• Set problem
Reproduce all of the data exactly, with no line skipped.

___ Material supplied ___

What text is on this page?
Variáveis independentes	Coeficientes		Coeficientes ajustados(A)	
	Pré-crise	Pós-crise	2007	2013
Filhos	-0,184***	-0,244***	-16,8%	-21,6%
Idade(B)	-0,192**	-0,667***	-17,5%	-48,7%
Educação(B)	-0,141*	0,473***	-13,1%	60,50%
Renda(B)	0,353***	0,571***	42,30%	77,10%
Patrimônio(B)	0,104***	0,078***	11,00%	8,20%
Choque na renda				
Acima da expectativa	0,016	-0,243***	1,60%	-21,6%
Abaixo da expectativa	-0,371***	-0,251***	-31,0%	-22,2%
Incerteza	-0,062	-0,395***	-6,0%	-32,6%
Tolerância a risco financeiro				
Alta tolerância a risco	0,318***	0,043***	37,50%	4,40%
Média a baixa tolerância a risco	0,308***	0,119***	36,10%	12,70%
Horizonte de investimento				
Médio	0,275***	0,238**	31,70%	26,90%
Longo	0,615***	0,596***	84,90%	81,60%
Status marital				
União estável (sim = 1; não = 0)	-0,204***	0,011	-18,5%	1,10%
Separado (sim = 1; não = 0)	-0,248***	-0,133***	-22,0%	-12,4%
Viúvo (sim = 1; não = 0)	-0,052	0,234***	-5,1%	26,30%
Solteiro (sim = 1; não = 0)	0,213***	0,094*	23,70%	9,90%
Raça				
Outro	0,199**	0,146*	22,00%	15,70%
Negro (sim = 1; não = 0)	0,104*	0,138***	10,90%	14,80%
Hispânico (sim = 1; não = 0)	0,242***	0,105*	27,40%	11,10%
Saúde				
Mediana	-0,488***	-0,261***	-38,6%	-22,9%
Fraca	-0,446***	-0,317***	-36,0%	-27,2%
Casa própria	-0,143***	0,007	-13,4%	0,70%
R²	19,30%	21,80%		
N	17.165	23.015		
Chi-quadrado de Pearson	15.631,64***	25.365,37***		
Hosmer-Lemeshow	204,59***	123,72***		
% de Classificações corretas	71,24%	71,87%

___

• Solution for this task
What text is on this page?
Variáveis independentes	Coeficientes		Coeficientes ajustados(A)	
	Pré-crise	Pós-crise	2007	2013
Filhos	-0,184***	-0,244***	-16,8%	-21,6%
Idade(B)	-0,192**	-0,667***	-17,5%	-48,7%
Educação(B)	-0,141*	0,473***	-13,1%	60,50%
Renda(B)	0,353***	0,571***	42,30%	77,10%
Patrimônio(B)	0,104***	0,078***	11,00%	8,20%
Choque na renda				
Acima da expectativa	0,016	-0,243***	1,60%	-21,6%
Abaixo da expectativa	-0,371***	-0,251***	-31,0%	-22,2%
Incerteza	-0,062	-0,395***	-6,0%	-32,6%
Tolerância a risco financeiro				
Alta tolerância a risco	0,318***	0,043***	37,50%	4,40%
Média a baixa tolerância a risco	0,308***	0,119***	36,10%	12,70%
Horizonte de investimento				
Médio	0,275***	0,238**	31,70%	26,90%
Longo	0,615***	0,596***	84,90%	81,60%
Status marital				
União estável (sim = 1; não = 0)	-0,204***	0,011	-18,5%	1,10%
Separado (sim = 1; não = 0)	-0,248***	-0,133***	-22,0%	-12,4%
Viúvo (sim = 1; não = 0)	-0,052	0,234***	-5,1%	26,30%
Solteiro (sim = 1; não = 0)	0,213***	0,094*	23,70%	9,90%
Raça				
Outro	0,199**	0,146*	22,00%	15,70%
Negro (sim = 1; não = 0)	0,104*	0,138***	10,90%	14,80%
Hispânico (sim = 1; não = 0)	0,242***	0,105*	27,40%	11,10%
Saúde				
Mediana	-0,488***	-0,261***	-38,6%	-22,9%
Fraca	-0,446***	-0,317***	-36,0%	-27,2%
Casa própria	-0,143***	0,007	-13,4%	0,70%
R²	19,30%	21,80%		
N	17.165	23.015		
Chi-quadrado de Pearson	15.631,64***	25.365,37***		
Hosmer-Lemeshow	204,59***	123,72***		
% de Classificações corretas	71,24%	71,87%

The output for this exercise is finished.